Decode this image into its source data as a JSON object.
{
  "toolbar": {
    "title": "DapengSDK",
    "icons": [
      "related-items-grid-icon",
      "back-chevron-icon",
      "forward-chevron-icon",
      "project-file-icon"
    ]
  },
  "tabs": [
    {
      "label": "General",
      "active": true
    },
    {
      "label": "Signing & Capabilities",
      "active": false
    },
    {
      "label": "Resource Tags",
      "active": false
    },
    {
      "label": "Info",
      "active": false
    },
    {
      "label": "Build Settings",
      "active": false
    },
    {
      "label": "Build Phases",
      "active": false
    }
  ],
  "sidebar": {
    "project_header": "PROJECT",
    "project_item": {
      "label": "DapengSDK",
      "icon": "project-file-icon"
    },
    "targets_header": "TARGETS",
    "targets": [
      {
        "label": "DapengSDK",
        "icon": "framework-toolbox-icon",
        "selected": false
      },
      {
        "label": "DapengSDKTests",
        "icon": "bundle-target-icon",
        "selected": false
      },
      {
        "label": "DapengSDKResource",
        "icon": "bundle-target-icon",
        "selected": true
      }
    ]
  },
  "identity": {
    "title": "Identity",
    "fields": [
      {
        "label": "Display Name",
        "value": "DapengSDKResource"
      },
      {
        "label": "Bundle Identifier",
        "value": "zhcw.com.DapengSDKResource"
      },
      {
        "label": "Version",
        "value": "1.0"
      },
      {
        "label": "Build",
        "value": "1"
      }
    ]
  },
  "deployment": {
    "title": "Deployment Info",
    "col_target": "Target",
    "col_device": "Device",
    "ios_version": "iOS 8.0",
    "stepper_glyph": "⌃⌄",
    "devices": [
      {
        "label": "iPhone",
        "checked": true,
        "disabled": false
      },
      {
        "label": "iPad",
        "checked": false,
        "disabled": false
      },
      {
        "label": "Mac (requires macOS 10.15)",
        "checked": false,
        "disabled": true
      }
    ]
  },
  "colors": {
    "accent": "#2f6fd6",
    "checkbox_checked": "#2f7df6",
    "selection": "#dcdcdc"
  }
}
====
● Goal:
Report how many lines of the listing hold the word "chevron", with nothing but the number.

● Response to the exercise:
2